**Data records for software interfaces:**
• • • • •
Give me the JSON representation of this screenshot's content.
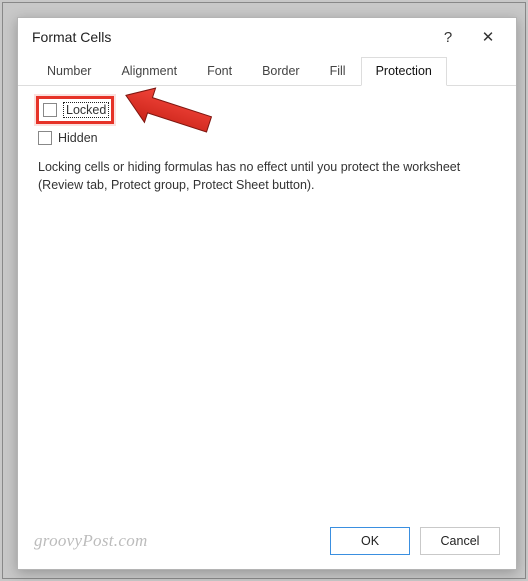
{
  "dialog": {
    "title": "Format Cells",
    "help_label": "?",
    "close_label": "✕"
  },
  "tabs": {
    "items": [
      {
        "label": "Number"
      },
      {
        "label": "Alignment"
      },
      {
        "label": "Font"
      },
      {
        "label": "Border"
      },
      {
        "label": "Fill"
      },
      {
        "label": "Protection"
      }
    ],
    "active_index": 5
  },
  "protection": {
    "locked_label": "Locked",
    "hidden_label": "Hidden",
    "info_text": "Locking cells or hiding formulas has no effect until you protect the worksheet (Review tab, Protect group, Protect Sheet button)."
  },
  "footer": {
    "watermark": "groovyPost.com",
    "ok_label": "OK",
    "cancel_label": "Cancel"
  }
}
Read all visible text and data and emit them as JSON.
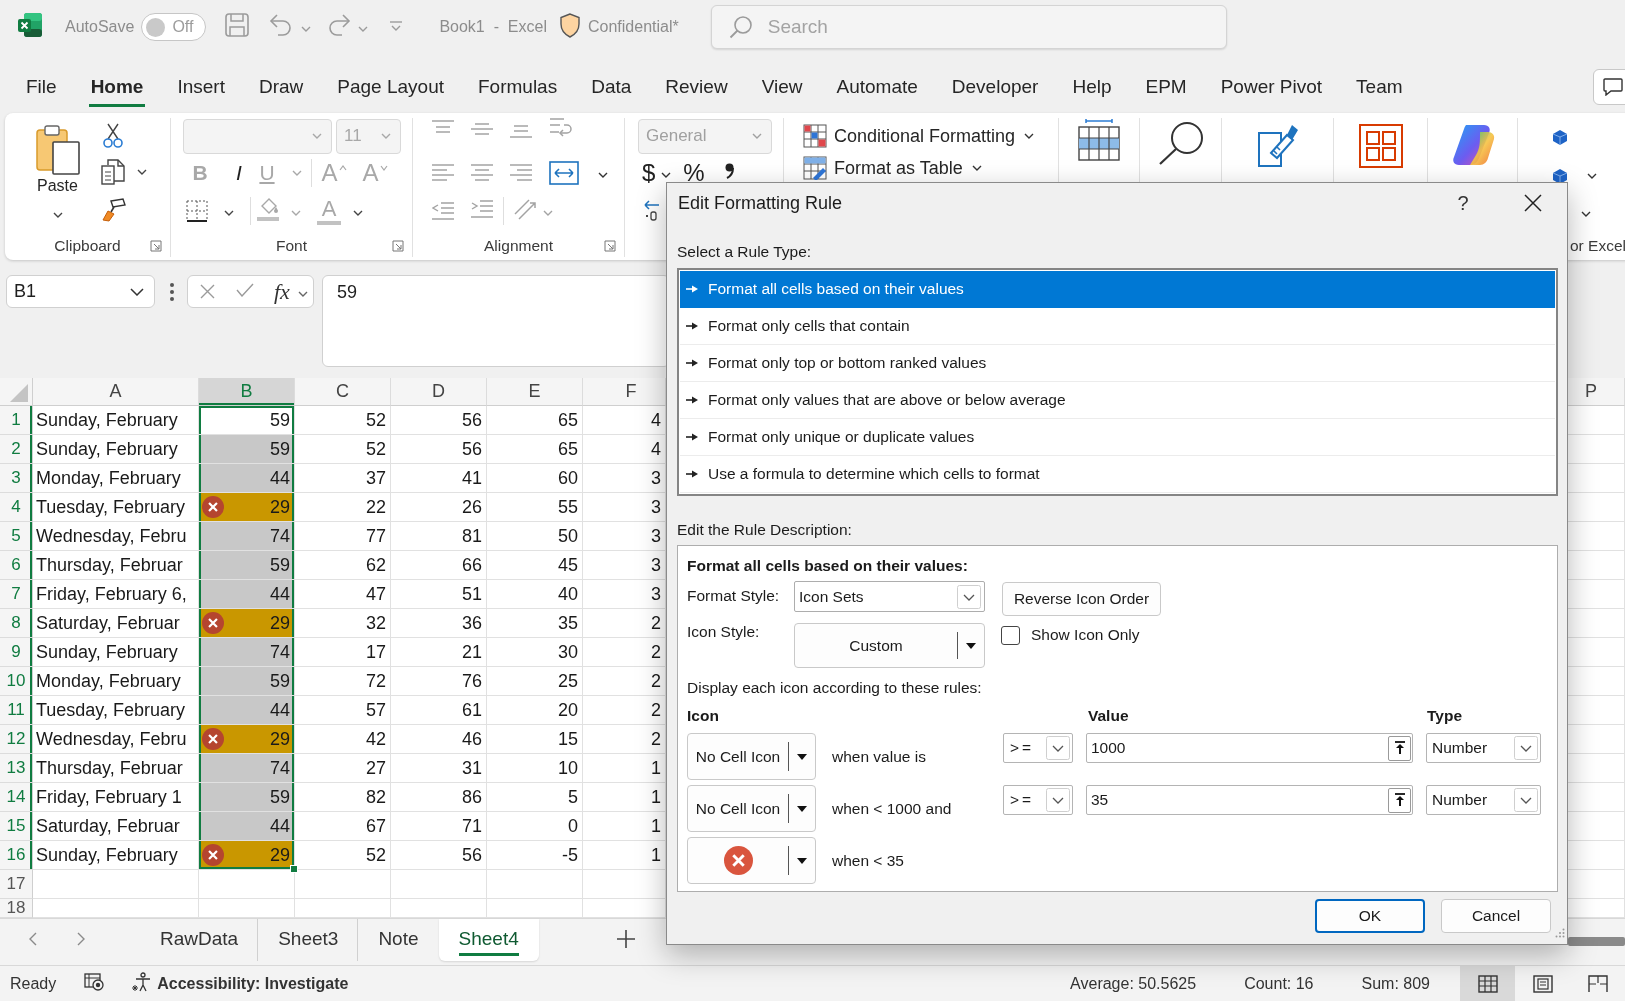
• • • • •
**WHAT THE TASK REQUIRES:** Exactly reproduce the entries above, minus the pictures.

**EXERCISE RESULT:**
Give me the JSON representation of this screenshot's content.
{
  "dialog": {
    "title": "Format Cells",
    "help_label": "?",
    "close_label": "✕"
  },
  "tabs": {
    "items": [
      {
        "label": "Number"
      },
      {
        "label": "Alignment"
      },
      {
        "label": "Font"
      },
      {
        "label": "Border"
      },
      {
        "label": "Fill"
      },
      {
        "label": "Protection"
      }
    ],
    "active_index": 5
  },
  "protection": {
    "locked_label": "Locked",
    "hidden_label": "Hidden",
    "info_text": "Locking cells or hiding formulas has no effect until you protect the worksheet (Review tab, Protect group, Protect Sheet button)."
  },
  "footer": {
    "watermark": "groovyPost.com",
    "ok_label": "OK",
    "cancel_label": "Cancel"
  }
}
Read all visible text and data and emit them as JSON.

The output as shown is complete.